>> Begin
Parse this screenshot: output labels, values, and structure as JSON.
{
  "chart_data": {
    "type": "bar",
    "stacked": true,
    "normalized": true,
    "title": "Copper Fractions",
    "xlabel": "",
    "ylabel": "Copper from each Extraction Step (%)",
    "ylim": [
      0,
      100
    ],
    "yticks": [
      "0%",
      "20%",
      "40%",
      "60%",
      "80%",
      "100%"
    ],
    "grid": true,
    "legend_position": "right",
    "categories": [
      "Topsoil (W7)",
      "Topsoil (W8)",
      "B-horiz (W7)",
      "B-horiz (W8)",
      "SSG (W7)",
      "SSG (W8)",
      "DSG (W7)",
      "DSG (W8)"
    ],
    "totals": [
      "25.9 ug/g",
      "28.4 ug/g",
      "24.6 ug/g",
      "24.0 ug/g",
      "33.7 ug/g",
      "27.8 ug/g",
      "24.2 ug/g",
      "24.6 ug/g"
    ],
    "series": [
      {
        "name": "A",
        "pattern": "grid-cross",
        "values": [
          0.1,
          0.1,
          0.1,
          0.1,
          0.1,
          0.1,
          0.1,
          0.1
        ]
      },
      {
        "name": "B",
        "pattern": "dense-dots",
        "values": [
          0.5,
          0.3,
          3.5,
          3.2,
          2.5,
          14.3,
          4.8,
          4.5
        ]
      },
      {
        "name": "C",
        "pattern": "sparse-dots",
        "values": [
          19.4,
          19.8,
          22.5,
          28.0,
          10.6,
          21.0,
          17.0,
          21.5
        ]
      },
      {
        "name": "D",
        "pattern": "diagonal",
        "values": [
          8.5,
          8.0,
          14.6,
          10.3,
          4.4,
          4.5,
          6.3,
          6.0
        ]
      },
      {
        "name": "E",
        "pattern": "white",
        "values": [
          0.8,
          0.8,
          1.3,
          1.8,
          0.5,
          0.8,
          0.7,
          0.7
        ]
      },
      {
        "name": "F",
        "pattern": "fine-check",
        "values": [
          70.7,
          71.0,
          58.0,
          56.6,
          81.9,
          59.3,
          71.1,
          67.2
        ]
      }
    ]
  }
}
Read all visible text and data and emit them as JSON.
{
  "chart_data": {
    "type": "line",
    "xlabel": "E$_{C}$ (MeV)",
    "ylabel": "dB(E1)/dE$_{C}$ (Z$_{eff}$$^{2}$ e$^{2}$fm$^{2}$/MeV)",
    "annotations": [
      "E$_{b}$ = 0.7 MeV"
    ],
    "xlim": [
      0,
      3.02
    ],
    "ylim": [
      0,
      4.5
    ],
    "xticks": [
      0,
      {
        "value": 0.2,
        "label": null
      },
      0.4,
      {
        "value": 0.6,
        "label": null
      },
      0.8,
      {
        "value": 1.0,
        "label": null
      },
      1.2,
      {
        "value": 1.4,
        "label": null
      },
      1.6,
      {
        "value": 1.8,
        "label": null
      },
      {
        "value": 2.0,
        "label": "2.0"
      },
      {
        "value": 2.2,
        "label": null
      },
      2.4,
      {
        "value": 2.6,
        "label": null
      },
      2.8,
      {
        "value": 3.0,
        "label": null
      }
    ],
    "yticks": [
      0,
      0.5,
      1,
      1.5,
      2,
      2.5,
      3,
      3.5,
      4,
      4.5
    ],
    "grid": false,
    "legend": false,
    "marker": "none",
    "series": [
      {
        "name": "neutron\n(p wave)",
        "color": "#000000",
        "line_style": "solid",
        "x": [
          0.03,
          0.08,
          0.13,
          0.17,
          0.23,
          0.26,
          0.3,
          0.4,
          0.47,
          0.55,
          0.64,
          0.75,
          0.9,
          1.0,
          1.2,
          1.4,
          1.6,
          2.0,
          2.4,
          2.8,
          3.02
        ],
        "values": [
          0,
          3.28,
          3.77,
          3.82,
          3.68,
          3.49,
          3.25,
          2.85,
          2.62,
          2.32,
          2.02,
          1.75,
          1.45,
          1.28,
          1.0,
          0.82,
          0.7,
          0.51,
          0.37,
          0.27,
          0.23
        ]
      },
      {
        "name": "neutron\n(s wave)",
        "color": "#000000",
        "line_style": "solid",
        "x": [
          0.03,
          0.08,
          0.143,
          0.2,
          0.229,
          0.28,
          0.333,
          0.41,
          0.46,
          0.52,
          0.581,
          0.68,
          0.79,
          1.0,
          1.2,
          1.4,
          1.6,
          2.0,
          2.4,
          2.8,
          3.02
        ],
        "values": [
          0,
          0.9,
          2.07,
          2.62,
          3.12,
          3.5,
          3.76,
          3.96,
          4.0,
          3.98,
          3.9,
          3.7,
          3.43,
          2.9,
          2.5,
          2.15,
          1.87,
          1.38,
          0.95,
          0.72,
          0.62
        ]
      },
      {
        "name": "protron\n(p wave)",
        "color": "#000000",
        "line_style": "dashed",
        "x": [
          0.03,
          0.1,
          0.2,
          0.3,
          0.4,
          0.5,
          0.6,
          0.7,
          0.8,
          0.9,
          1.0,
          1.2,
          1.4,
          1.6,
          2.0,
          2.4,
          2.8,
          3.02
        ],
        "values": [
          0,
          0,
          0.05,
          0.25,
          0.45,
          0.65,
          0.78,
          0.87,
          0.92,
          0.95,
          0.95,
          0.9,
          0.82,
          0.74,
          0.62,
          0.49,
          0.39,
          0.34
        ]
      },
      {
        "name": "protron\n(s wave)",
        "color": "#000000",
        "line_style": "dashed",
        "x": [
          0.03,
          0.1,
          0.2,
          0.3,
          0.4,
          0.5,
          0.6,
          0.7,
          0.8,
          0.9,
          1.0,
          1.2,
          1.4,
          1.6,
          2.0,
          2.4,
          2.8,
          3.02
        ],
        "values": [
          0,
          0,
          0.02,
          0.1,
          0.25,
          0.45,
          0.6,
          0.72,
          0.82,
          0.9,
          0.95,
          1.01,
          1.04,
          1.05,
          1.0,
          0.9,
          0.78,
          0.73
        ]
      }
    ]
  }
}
>> End
#### DIRECTIONS
Lines containing the string "true" should be counted; reply with their number and nothing more.

#### CORRECT RESPONSE
3